TASK
Print out the entries below with no edits.
#####
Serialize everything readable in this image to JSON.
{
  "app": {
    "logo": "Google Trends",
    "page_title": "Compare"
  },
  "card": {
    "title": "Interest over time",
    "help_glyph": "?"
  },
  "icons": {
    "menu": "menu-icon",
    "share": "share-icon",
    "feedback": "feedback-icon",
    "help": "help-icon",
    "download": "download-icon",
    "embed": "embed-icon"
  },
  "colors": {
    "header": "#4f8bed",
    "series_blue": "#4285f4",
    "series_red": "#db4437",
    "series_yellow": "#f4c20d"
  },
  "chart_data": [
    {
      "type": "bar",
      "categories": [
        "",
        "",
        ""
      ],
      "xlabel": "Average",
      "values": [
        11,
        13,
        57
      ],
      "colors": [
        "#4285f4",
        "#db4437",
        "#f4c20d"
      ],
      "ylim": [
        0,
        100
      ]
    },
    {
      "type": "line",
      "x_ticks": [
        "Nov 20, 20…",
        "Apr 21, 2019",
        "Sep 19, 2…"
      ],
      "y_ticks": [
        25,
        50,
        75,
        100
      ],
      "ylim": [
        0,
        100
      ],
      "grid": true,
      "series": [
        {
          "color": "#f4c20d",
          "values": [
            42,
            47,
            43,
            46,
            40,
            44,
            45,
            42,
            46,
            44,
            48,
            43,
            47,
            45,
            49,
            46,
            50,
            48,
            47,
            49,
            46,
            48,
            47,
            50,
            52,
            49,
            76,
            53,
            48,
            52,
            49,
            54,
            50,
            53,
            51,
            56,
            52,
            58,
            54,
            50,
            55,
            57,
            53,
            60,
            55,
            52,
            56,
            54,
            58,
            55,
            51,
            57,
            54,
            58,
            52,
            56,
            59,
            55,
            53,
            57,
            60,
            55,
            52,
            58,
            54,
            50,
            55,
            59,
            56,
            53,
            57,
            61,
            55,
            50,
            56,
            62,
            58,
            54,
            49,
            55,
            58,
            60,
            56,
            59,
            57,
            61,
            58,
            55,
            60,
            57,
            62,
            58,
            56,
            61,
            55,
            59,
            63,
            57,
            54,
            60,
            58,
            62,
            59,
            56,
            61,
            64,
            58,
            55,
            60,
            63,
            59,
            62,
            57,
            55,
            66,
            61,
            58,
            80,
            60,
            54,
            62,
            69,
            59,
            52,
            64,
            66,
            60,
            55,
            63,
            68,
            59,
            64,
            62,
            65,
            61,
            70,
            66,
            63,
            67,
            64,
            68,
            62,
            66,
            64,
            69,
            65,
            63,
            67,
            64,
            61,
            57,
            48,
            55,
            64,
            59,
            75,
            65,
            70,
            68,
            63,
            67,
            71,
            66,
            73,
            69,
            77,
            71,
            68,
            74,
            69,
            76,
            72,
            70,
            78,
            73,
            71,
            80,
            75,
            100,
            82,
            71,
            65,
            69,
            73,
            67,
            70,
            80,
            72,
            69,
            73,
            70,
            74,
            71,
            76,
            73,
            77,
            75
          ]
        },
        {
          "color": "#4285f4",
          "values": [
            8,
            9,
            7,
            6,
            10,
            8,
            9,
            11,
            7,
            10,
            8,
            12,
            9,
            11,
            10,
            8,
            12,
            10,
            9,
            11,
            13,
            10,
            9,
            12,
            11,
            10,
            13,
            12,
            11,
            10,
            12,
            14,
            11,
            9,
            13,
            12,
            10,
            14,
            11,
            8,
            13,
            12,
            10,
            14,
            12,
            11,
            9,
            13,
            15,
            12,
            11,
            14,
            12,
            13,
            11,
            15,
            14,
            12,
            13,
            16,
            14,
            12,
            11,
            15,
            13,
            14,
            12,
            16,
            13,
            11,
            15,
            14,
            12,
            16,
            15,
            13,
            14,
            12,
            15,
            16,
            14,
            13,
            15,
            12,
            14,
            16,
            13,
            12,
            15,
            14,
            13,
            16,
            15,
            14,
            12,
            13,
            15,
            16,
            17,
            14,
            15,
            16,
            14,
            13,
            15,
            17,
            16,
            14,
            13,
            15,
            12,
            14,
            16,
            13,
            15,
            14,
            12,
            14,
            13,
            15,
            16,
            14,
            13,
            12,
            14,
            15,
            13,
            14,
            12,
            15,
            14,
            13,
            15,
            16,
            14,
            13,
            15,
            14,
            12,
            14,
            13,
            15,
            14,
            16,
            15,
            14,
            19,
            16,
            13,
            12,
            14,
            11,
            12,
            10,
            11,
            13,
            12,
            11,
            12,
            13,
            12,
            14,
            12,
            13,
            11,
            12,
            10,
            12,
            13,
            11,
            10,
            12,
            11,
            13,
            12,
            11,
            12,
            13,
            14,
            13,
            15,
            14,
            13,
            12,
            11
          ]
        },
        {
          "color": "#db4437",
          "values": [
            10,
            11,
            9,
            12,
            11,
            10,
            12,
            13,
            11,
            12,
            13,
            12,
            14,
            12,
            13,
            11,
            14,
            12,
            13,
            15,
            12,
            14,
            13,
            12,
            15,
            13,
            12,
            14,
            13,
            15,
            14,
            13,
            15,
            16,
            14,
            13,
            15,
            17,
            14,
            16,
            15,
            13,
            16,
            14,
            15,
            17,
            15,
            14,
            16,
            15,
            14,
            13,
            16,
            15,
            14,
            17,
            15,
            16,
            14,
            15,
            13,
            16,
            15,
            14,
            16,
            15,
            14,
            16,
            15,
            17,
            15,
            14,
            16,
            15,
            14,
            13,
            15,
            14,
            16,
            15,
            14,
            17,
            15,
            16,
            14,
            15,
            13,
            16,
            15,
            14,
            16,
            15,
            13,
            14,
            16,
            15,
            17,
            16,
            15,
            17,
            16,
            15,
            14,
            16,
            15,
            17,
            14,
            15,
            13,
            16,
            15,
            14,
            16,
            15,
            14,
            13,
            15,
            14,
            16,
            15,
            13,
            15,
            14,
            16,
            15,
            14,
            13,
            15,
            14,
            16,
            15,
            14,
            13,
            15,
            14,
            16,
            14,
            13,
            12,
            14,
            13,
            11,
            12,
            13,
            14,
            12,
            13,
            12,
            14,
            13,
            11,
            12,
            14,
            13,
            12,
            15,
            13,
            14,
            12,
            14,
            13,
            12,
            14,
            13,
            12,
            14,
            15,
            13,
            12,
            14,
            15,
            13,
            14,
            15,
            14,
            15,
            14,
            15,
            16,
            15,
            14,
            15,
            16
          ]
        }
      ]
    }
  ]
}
#####
CORRECT OUTPUT
Serialize everything readable in this image to JSON.
{
  "app": {
    "logo": "Google Trends",
    "page_title": "Compare"
  },
  "card": {
    "title": "Interest over time",
    "help_glyph": "?"
  },
  "icons": {
    "menu": "menu-icon",
    "share": "share-icon",
    "feedback": "feedback-icon",
    "help": "help-icon",
    "download": "download-icon",
    "embed": "embed-icon"
  },
  "colors": {
    "header": "#4f8bed",
    "series_blue": "#4285f4",
    "series_red": "#db4437",
    "series_yellow": "#f4c20d"
  },
  "chart_data": [
    {
      "type": "bar",
      "categories": [
        "",
        "",
        ""
      ],
      "xlabel": "Average",
      "values": [
        11,
        13,
        57
      ],
      "colors": [
        "#4285f4",
        "#db4437",
        "#f4c20d"
      ],
      "ylim": [
        0,
        100
      ]
    },
    {
      "type": "line",
      "x_ticks": [
        "Nov 20, 20…",
        "Apr 21, 2019",
        "Sep 19, 2…"
      ],
      "y_ticks": [
        25,
        50,
        75,
        100
      ],
      "ylim": [
        0,
        100
      ],
      "grid": true,
      "series": [
        {
          "color": "#f4c20d",
          "values": [
            42,
            47,
            43,
            46,
            40,
            44,
            45,
            42,
            46,
            44,
            48,
            43,
            47,
            45,
            49,
            46,
            50,
            48,
            47,
            49,
            46,
            48,
            47,
            50,
            52,
            49,
            76,
            53,
            48,
            52,
            49,
            54,
            50,
            53,
            51,
            56,
            52,
            58,
            54,
            50,
            55,
            57,
            53,
            60,
            55,
            52,
            56,
            54,
            58,
            55,
            51,
            57,
            54,
            58,
            52,
            56,
            59,
            55,
            53,
            57,
            60,
            55,
            52,
            58,
            54,
            50,
            55,
            59,
            56,
            53,
            57,
            61,
            55,
            50,
            56,
            62,
            58,
            54,
            49,
            55,
            58,
            60,
            56,
            59,
            57,
            61,
            58,
            55,
            60,
            57,
            62,
            58,
            56,
            61,
            55,
            59,
            63,
            57,
            54,
            60,
            58,
            62,
            59,
            56,
            61,
            64,
            58,
            55,
            60,
            63,
            59,
            62,
            57,
            55,
            66,
            61,
            58,
            80,
            60,
            54,
            62,
            69,
            59,
            52,
            64,
            66,
            60,
            55,
            63,
            68,
            59,
            64,
            62,
            65,
            61,
            70,
            66,
            63,
            67,
            64,
            68,
            62,
            66,
            64,
            69,
            65,
            63,
            67,
            64,
            61,
            57,
            48,
            55,
            64,
            59,
            75,
            65,
            70,
            68,
            63,
            67,
            71,
            66,
            73,
            69,
            77,
            71,
            68,
            74,
            69,
            76,
            72,
            70,
            78,
            73,
            71,
            80,
            75,
            100,
            82,
            71,
            65,
            69,
            73,
            67,
            70,
            80,
            72,
            69,
            73,
            70,
            74,
            71,
            76,
            73,
            77,
            75
          ]
        },
        {
          "color": "#4285f4",
          "values": [
            8,
            9,
            7,
            6,
            10,
            8,
            9,
            11,
            7,
            10,
            8,
            12,
            9,
            11,
            10,
            8,
            12,
            10,
            9,
            11,
            13,
            10,
            9,
            12,
            11,
            10,
            13,
            12,
            11,
            10,
            12,
            14,
            11,
            9,
            13,
            12,
            10,
            14,
            11,
            8,
            13,
            12,
            10,
            14,
            12,
            11,
            9,
            13,
            15,
            12,
            11,
            14,
            12,
            13,
            11,
            15,
            14,
            12,
            13,
            16,
            14,
            12,
            11,
            15,
            13,
            14,
            12,
            16,
            13,
            11,
            15,
            14,
            12,
            16,
            15,
            13,
            14,
            12,
            15,
            16,
            14,
            13,
            15,
            12,
            14,
            16,
            13,
            12,
            15,
            14,
            13,
            16,
            15,
            14,
            12,
            13,
            15,
            16,
            17,
            14,
            15,
            16,
            14,
            13,
            15,
            17,
            16,
            14,
            13,
            15,
            12,
            14,
            16,
            13,
            15,
            14,
            12,
            14,
            13,
            15,
            16,
            14,
            13,
            12,
            14,
            15,
            13,
            14,
            12,
            15,
            14,
            13,
            15,
            16,
            14,
            13,
            15,
            14,
            12,
            14,
            13,
            15,
            14,
            16,
            15,
            14,
            19,
            16,
            13,
            12,
            14,
            11,
            12,
            10,
            11,
            13,
            12,
            11,
            12,
            13,
            12,
            14,
            12,
            13,
            11,
            12,
            10,
            12,
            13,
            11,
            10,
            12,
            11,
            13,
            12,
            11,
            12,
            13,
            14,
            13,
            15,
            14,
            13,
            12,
            11
          ]
        },
        {
          "color": "#db4437",
          "values": [
            10,
            11,
            9,
            12,
            11,
            10,
            12,
            13,
            11,
            12,
            13,
            12,
            14,
            12,
            13,
            11,
            14,
            12,
            13,
            15,
            12,
            14,
            13,
            12,
            15,
            13,
            12,
            14,
            13,
            15,
            14,
            13,
            15,
            16,
            14,
            13,
            15,
            17,
            14,
            16,
            15,
            13,
            16,
            14,
            15,
            17,
            15,
            14,
            16,
            15,
            14,
            13,
            16,
            15,
            14,
            17,
            15,
            16,
            14,
            15,
            13,
            16,
            15,
            14,
            16,
            15,
            14,
            16,
            15,
            17,
            15,
            14,
            16,
            15,
            14,
            13,
            15,
            14,
            16,
            15,
            14,
            17,
            15,
            16,
            14,
            15,
            13,
            16,
            15,
            14,
            16,
            15,
            13,
            14,
            16,
            15,
            17,
            16,
            15,
            17,
            16,
            15,
            14,
            16,
            15,
            17,
            14,
            15,
            13,
            16,
            15,
            14,
            16,
            15,
            14,
            13,
            15,
            14,
            16,
            15,
            13,
            15,
            14,
            16,
            15,
            14,
            13,
            15,
            14,
            16,
            15,
            14,
            13,
            15,
            14,
            16,
            14,
            13,
            12,
            14,
            13,
            11,
            12,
            13,
            14,
            12,
            13,
            12,
            14,
            13,
            11,
            12,
            14,
            13,
            12,
            15,
            13,
            14,
            12,
            14,
            13,
            12,
            14,
            13,
            12,
            14,
            15,
            13,
            12,
            14,
            15,
            13,
            14,
            15,
            14,
            15,
            14,
            15,
            16,
            15,
            14,
            15,
            16
          ]
        }
      ]
    }
  ]
}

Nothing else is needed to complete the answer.